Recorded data
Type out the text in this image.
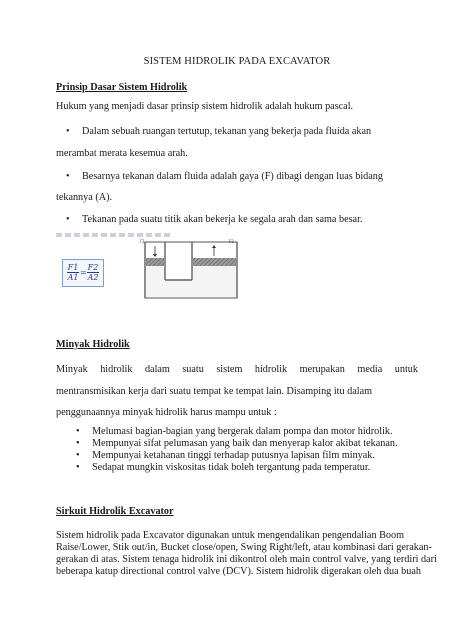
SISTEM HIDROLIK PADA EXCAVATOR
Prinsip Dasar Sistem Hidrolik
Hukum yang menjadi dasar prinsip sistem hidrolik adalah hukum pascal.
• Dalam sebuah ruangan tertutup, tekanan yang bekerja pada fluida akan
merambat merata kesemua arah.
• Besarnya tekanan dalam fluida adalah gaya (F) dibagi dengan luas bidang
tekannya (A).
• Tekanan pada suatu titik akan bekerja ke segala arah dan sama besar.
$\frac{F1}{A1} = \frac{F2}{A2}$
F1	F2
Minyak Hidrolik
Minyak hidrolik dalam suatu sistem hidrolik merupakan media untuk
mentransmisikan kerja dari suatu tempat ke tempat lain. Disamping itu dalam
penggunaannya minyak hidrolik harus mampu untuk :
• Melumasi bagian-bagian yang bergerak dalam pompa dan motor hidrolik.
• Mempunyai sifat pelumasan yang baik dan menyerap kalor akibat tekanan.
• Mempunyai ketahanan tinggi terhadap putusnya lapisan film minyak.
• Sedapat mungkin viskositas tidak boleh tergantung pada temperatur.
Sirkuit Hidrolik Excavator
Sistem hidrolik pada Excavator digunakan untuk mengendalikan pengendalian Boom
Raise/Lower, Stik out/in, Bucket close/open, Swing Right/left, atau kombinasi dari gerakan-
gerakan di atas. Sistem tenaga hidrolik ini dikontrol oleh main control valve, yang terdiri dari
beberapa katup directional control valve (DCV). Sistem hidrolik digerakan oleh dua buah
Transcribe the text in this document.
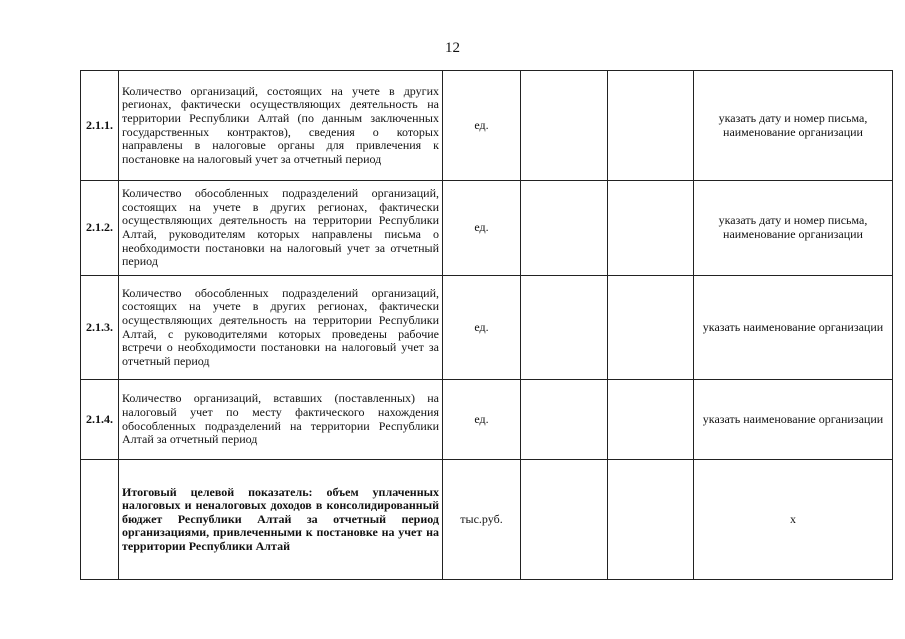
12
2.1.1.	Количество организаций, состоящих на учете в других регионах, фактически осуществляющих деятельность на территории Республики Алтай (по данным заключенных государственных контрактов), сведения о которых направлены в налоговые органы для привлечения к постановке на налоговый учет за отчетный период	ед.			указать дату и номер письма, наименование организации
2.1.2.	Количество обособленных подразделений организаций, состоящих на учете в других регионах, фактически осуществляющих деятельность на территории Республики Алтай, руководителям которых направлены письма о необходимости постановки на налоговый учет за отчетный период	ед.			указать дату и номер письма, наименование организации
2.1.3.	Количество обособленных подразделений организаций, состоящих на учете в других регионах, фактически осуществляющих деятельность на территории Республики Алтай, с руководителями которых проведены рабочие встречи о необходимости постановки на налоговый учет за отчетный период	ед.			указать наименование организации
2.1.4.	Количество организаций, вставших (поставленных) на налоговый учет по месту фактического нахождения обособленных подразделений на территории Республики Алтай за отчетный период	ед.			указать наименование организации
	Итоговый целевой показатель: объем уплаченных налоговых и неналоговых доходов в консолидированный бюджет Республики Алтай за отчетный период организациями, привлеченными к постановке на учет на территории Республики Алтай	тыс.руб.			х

==

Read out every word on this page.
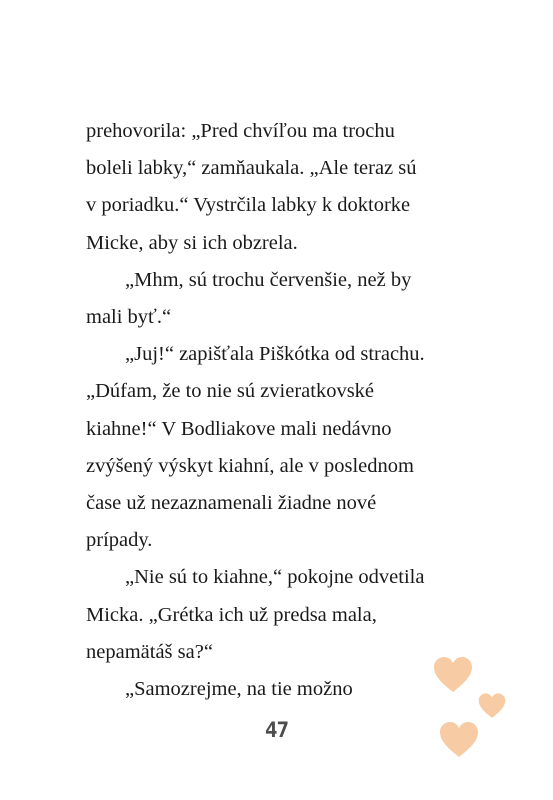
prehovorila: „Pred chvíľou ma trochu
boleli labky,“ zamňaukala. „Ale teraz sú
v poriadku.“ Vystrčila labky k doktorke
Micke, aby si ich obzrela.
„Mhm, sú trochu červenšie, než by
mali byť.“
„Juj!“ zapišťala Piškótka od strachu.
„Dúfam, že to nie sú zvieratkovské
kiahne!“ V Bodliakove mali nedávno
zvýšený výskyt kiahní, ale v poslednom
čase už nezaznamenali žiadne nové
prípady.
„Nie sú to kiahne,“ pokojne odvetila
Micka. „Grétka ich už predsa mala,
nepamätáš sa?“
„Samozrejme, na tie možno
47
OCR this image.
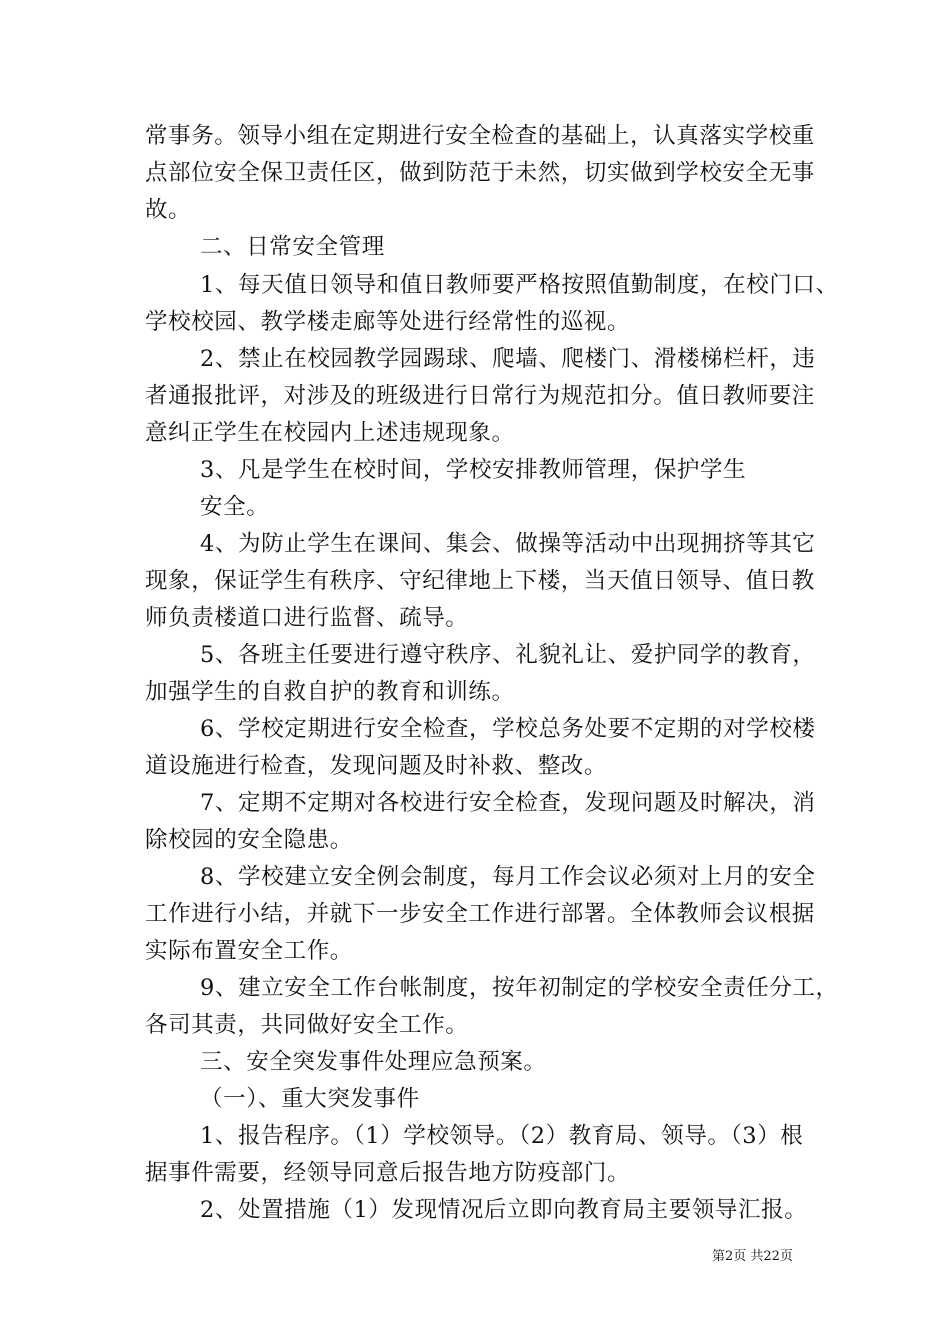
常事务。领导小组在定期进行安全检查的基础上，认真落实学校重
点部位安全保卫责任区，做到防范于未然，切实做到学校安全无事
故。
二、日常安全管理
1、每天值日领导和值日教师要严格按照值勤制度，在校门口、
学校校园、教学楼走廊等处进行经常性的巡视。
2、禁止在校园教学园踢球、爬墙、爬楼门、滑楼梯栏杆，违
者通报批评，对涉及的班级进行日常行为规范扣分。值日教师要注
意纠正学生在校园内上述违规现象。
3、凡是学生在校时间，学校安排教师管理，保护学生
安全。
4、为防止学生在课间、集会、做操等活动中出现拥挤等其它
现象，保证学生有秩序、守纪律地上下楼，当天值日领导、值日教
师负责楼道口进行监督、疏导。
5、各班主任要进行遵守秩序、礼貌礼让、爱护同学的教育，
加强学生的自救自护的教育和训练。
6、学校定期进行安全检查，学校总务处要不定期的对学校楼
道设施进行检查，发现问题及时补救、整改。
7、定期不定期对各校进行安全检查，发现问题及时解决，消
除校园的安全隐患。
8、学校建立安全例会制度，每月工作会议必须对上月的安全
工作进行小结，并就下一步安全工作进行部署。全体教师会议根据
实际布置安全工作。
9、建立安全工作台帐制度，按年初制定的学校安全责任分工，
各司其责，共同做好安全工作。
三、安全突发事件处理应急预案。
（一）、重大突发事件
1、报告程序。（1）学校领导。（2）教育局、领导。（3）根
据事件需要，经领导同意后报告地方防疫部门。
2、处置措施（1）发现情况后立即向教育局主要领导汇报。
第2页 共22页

* * *

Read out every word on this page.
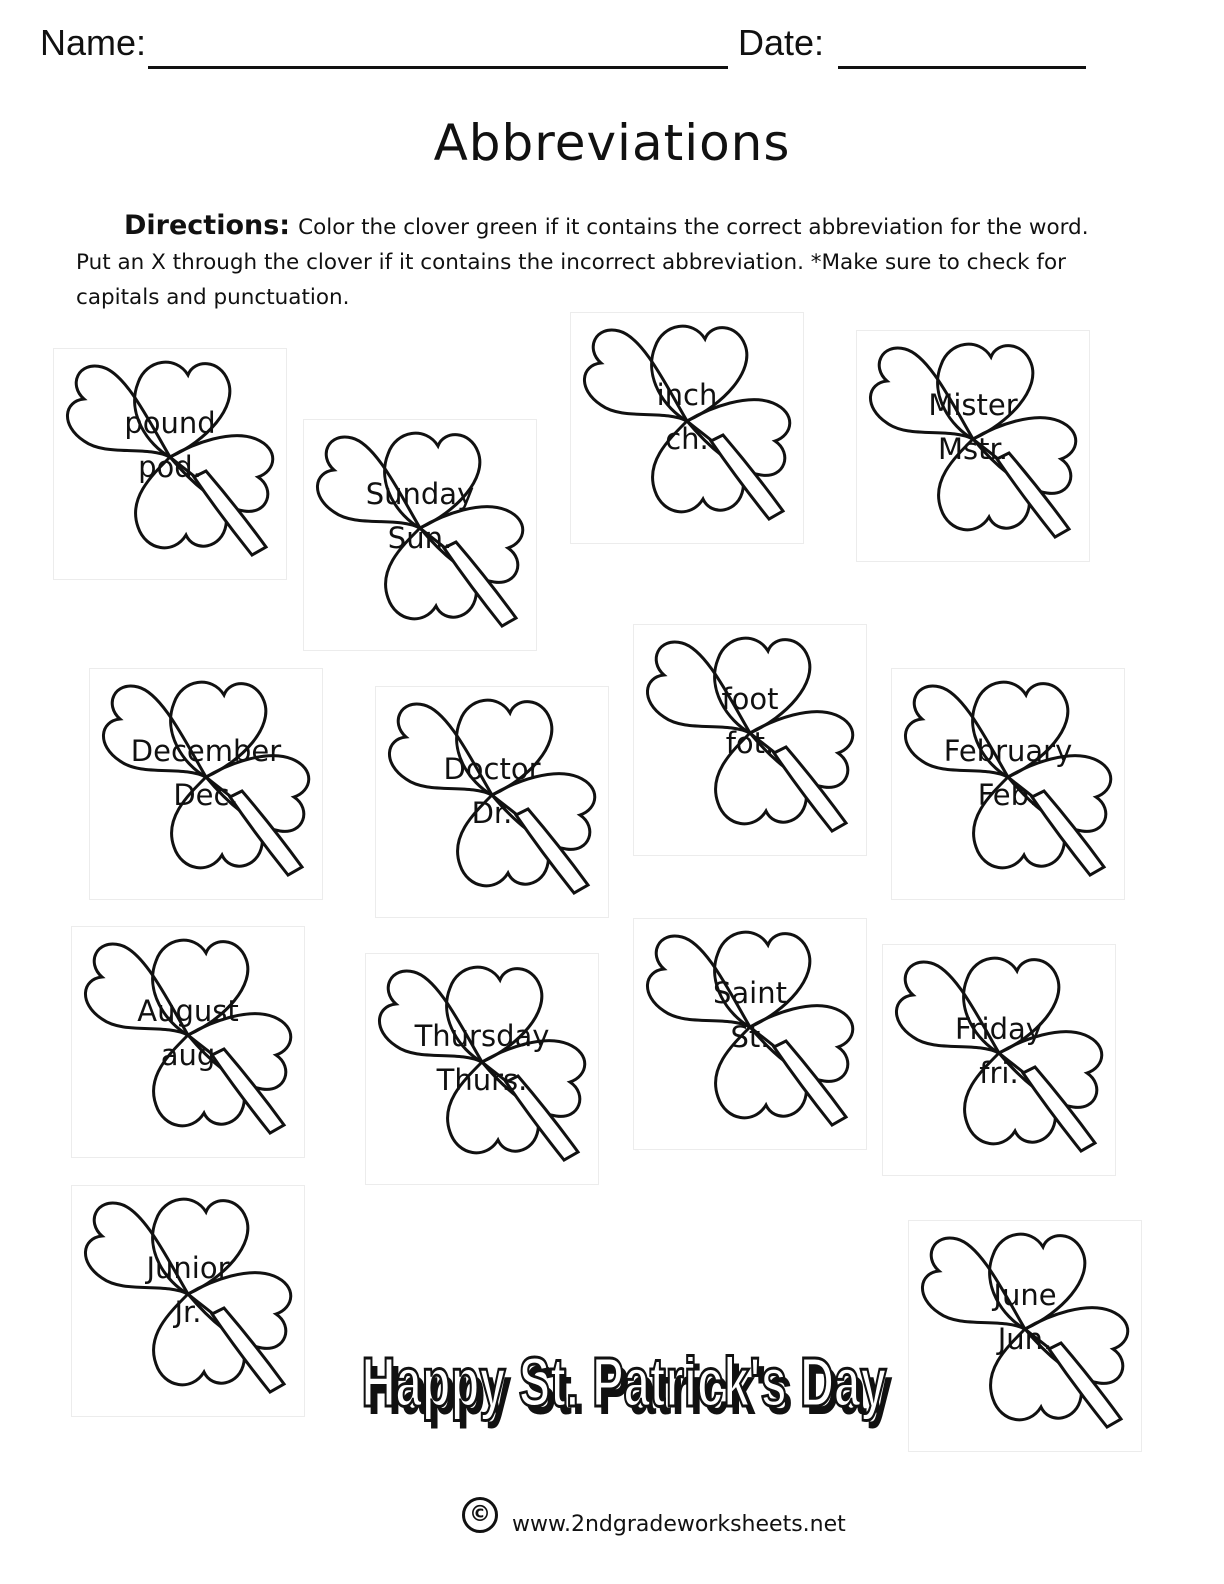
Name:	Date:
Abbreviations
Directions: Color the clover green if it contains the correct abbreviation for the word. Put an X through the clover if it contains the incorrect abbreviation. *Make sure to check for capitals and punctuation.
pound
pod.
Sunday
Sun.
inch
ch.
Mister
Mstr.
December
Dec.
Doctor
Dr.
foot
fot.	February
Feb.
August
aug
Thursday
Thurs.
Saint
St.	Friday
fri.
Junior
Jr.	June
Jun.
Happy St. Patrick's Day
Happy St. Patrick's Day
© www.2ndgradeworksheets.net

**WHAT THE TASK REQUIRES:** In the listing, how many lines hold "kiahne"? Answer with a bare number.

**RESULT OF THE TASK:** 2